What needs to be done
Find the word "more" in the listing; pull out each line holding it.

=== Data entries ===

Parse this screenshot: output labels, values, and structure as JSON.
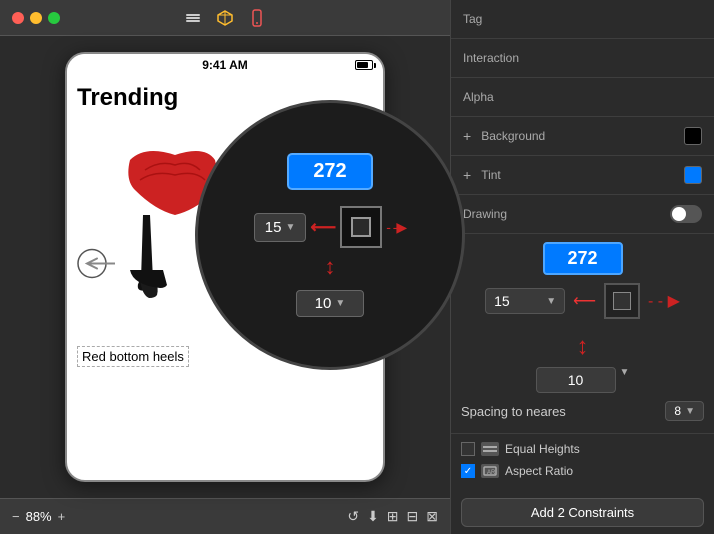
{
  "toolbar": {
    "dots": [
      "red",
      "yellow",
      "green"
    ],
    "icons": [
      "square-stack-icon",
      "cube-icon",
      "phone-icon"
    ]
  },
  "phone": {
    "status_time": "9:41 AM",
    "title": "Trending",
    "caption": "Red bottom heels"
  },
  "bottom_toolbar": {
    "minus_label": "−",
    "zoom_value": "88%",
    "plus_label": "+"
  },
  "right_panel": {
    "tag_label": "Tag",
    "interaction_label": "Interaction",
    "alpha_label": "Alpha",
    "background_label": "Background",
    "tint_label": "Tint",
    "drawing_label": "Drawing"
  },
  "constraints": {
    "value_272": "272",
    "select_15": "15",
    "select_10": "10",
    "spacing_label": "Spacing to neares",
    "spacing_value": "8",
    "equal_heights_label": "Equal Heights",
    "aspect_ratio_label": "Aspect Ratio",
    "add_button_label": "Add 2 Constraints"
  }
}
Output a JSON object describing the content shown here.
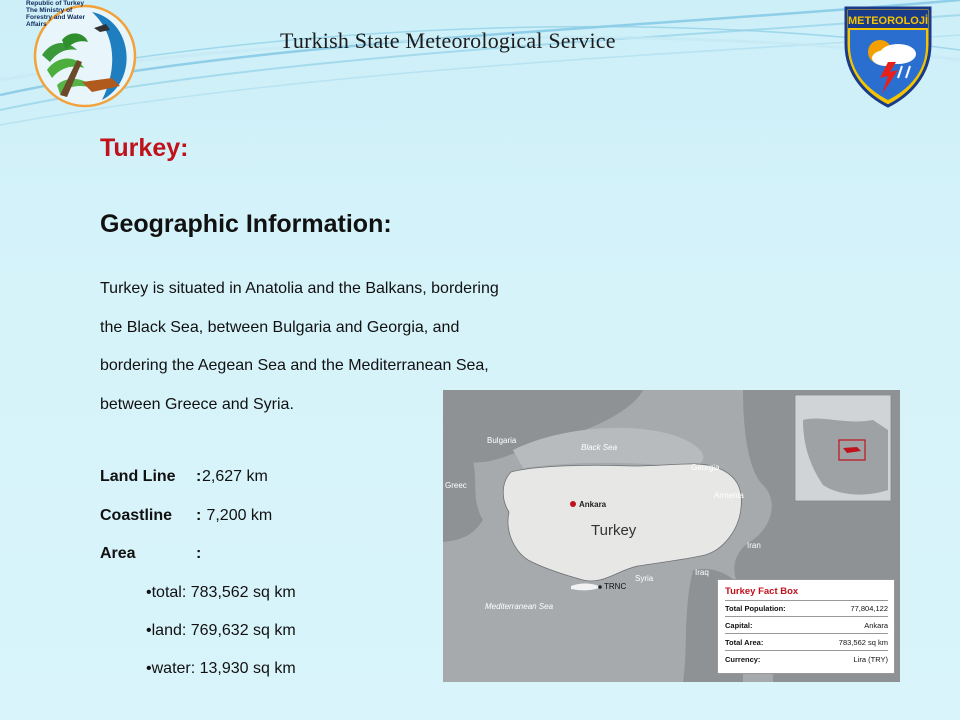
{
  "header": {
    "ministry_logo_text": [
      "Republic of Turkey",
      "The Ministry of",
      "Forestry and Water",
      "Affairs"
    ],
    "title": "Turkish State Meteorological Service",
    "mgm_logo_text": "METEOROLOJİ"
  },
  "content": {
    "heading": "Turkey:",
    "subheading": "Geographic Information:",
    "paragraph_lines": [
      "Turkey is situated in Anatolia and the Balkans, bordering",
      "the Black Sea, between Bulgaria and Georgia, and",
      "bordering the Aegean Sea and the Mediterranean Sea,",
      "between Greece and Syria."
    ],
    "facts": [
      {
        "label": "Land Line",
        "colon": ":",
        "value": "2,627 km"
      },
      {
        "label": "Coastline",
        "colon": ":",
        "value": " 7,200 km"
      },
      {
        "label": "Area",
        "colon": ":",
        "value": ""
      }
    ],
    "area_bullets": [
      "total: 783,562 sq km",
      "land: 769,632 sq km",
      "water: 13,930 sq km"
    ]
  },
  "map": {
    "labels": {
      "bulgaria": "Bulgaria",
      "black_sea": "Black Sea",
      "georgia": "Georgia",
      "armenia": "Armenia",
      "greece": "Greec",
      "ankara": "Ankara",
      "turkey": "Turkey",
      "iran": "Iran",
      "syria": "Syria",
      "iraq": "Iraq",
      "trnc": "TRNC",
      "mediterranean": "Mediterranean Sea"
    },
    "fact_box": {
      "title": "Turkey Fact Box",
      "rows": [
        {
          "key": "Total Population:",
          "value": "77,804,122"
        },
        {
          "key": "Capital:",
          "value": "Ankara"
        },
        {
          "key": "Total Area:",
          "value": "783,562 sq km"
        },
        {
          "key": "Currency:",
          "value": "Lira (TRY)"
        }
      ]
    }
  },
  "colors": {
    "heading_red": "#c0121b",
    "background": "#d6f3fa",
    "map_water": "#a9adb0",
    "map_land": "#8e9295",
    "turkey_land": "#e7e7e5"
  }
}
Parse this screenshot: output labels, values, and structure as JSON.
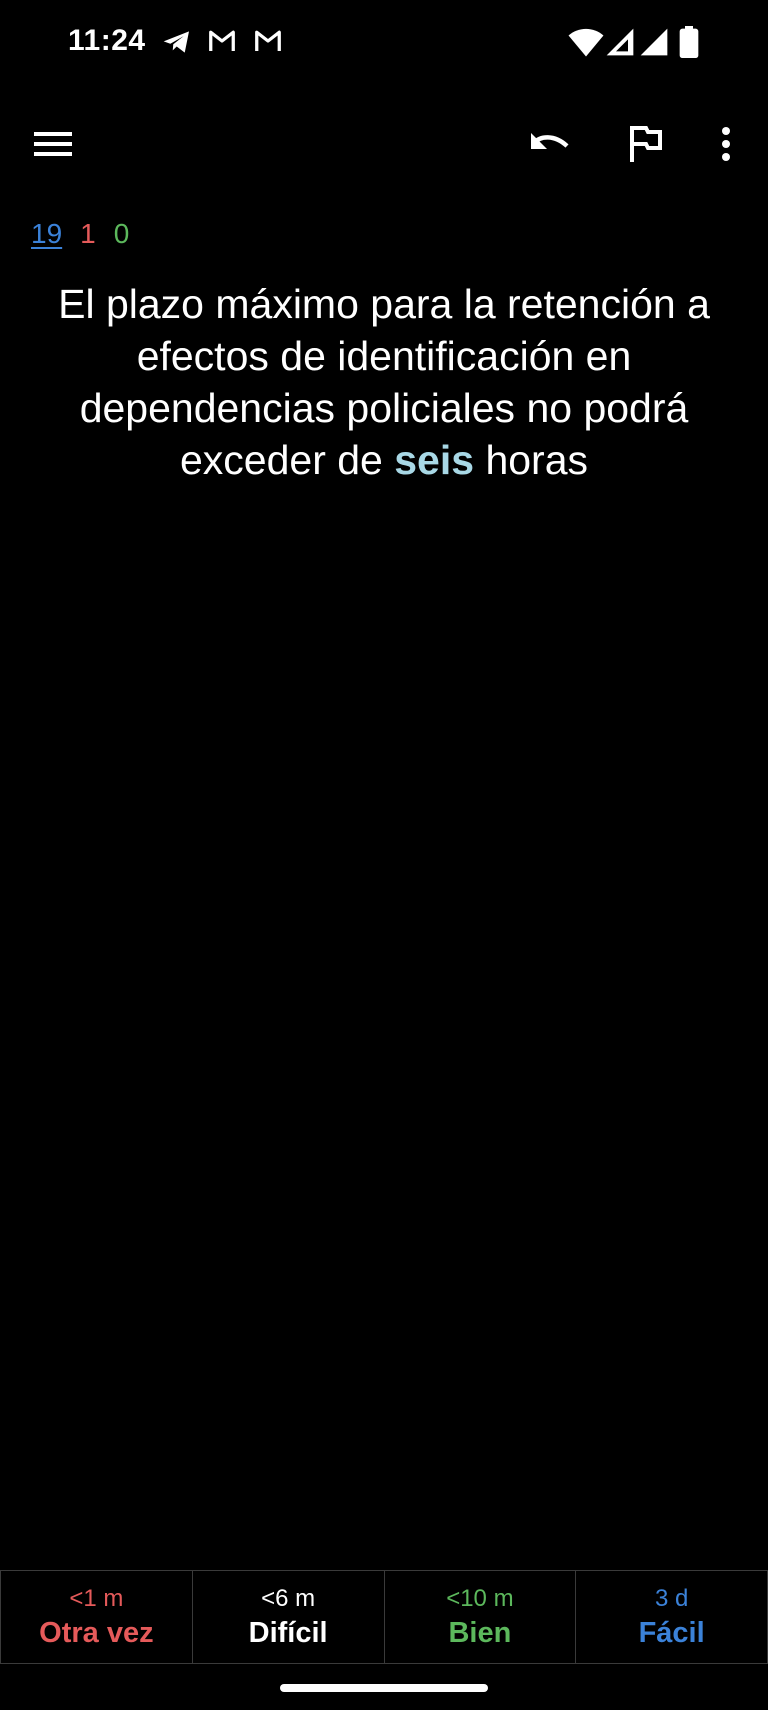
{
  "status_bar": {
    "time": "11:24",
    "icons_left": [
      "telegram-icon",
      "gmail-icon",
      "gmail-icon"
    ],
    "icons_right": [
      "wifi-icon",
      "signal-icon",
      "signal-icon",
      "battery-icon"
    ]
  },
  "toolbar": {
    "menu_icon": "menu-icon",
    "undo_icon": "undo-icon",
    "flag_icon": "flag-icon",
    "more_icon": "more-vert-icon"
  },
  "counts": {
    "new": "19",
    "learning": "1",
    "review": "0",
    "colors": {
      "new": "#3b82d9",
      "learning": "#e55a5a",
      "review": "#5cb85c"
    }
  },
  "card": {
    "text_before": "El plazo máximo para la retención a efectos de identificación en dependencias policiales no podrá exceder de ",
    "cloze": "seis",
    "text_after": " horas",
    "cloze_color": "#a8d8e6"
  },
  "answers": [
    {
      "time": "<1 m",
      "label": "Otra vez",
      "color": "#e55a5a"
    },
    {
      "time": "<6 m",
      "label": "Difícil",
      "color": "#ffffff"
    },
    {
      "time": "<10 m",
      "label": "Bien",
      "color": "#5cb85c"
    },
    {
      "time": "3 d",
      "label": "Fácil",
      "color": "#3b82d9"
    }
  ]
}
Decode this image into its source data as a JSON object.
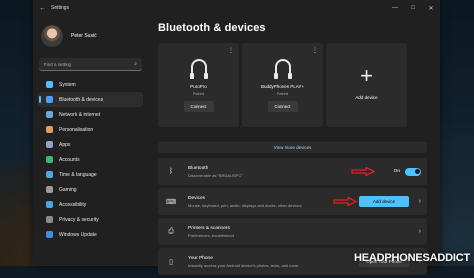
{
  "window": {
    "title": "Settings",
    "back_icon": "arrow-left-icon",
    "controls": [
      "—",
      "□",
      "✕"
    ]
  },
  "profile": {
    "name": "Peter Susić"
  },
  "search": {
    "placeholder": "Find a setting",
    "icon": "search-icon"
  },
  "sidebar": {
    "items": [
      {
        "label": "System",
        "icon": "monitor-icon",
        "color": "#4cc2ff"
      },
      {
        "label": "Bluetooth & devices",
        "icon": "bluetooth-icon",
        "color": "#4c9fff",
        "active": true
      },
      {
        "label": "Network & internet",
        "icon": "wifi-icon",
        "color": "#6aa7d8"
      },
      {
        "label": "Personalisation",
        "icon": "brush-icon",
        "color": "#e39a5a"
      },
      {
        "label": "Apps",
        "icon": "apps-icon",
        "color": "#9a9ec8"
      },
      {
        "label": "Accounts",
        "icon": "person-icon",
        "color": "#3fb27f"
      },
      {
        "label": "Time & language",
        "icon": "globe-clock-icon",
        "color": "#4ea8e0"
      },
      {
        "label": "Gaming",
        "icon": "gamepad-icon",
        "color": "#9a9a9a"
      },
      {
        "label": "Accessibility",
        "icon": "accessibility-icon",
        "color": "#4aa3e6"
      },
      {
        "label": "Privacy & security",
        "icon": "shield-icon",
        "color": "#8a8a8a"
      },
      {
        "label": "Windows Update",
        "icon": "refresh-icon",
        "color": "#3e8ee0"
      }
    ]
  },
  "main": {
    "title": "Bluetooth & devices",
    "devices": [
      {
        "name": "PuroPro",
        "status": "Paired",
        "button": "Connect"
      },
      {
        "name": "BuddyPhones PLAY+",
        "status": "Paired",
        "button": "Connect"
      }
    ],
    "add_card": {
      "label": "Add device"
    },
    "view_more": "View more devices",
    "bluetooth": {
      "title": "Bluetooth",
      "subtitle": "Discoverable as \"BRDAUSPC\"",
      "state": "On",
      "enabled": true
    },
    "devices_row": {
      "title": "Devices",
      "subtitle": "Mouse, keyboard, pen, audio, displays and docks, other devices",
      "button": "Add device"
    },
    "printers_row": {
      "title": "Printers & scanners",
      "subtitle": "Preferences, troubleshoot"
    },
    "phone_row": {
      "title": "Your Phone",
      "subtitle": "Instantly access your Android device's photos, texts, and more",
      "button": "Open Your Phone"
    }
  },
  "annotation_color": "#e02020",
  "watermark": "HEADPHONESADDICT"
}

===

Task response
    "more_icon": "more-vert-icon"
    "view_more": "View more devices",
      "subtitle": "Instantly access your Android device's photos, texts, and more",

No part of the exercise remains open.